GOAL OF THE EXERCISE ▸ What lines in the material hold the string "Monoamine"? Copy out each of them.

EXERCISE INPUT ▸
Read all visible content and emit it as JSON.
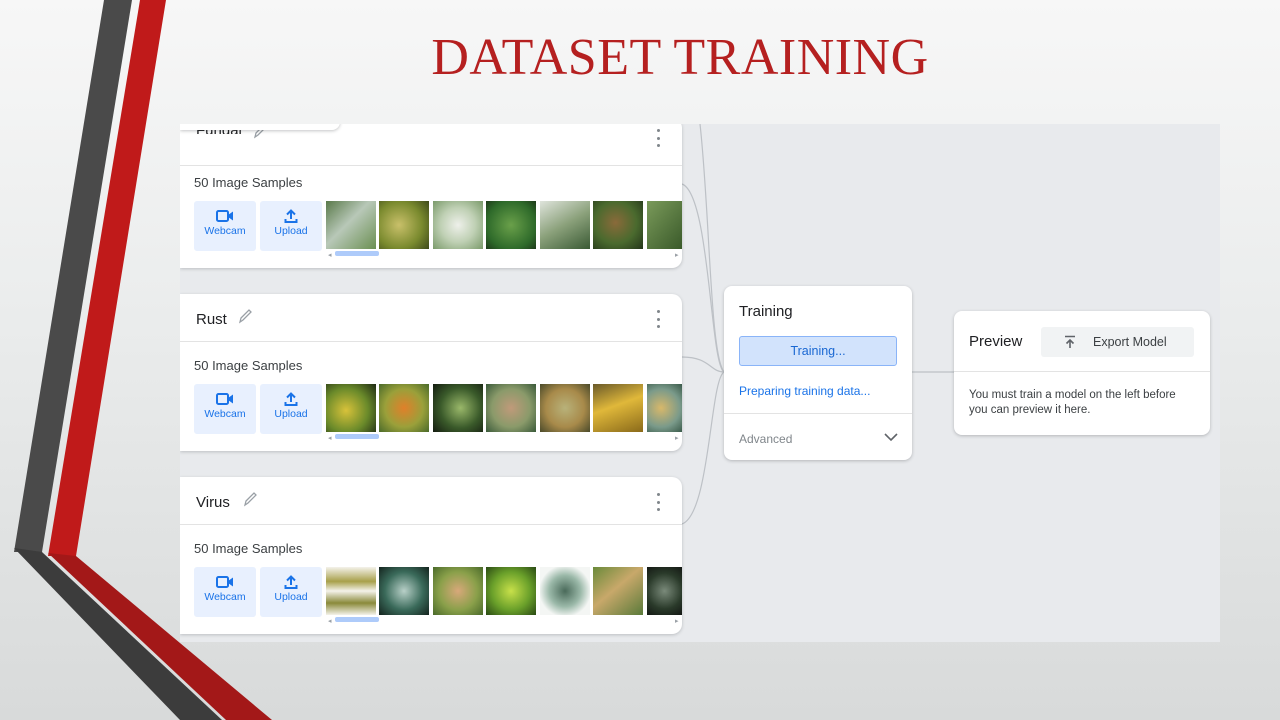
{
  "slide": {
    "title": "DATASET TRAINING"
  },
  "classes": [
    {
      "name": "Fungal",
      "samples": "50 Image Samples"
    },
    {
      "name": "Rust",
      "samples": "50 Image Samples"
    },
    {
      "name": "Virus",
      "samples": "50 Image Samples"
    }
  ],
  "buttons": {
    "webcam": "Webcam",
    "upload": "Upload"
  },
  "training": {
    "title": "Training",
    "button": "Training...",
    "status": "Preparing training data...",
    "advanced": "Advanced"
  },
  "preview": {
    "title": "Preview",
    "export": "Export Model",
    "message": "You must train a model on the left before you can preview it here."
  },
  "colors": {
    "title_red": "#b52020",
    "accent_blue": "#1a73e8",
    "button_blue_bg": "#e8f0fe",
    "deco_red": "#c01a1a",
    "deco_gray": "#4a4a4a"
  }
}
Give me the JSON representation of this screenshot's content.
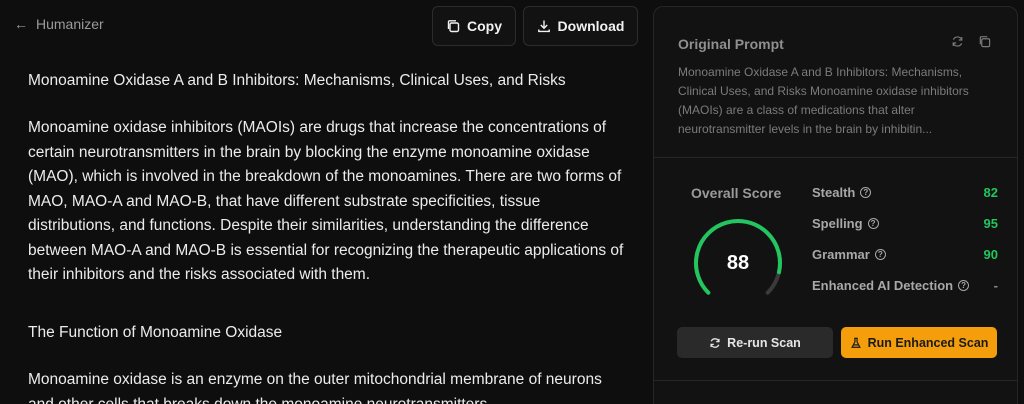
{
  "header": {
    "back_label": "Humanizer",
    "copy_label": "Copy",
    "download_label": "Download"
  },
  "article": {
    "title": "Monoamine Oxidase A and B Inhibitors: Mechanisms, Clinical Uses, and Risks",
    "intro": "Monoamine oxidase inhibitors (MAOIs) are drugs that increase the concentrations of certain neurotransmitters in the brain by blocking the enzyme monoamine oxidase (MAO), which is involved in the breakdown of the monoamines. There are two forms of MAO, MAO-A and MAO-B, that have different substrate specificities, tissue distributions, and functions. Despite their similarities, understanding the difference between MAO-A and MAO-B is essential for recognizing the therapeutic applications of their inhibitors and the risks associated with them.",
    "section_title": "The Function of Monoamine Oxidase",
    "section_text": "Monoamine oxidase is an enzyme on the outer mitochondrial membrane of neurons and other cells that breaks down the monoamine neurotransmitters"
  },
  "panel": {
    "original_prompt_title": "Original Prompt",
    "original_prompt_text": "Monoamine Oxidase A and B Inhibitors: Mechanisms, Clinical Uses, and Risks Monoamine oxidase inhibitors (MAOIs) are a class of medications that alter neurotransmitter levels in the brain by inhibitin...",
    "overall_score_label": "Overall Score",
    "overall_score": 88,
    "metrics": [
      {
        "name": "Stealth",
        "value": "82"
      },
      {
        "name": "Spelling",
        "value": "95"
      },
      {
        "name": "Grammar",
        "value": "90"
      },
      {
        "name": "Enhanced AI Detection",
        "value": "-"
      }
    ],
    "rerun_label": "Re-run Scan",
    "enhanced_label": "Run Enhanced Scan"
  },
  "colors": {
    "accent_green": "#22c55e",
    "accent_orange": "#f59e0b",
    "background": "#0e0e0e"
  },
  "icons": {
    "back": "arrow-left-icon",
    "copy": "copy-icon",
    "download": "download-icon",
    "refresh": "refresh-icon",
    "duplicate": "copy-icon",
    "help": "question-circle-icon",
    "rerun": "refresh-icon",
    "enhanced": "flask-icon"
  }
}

RESPONSE AREA ▸
    "title": "Monoamine Oxidase A and B Inhibitors: Mechanisms, Clinical Uses, and Risks",
    "intro": "Monoamine oxidase inhibitors (MAOIs) are drugs that increase the concentrations of certain neurotransmitters in the brain by blocking the enzyme monoamine oxidase (MAO), which is involved in the breakdown of the monoamines. There are two forms of MAO, MAO-A and MAO-B, that have different substrate specificities, tissue distributions, and functions. Despite their similarities, understanding the difference between MAO-A and MAO-B is essential for recognizing the therapeutic applications of their inhibitors and the risks associated with them.",
    "section_title": "The Function of Monoamine Oxidase",
    "section_text": "Monoamine oxidase is an enzyme on the outer mitochondrial membrane of neurons and other cells that breaks down the monoamine neurotransmitters"
    "original_prompt_text": "Monoamine Oxidase A and B Inhibitors: Mechanisms, Clinical Uses, and Risks Monoamine oxidase inhibitors (MAOIs) are a class of medications that alter neurotransmitter levels in the brain by inhibitin...",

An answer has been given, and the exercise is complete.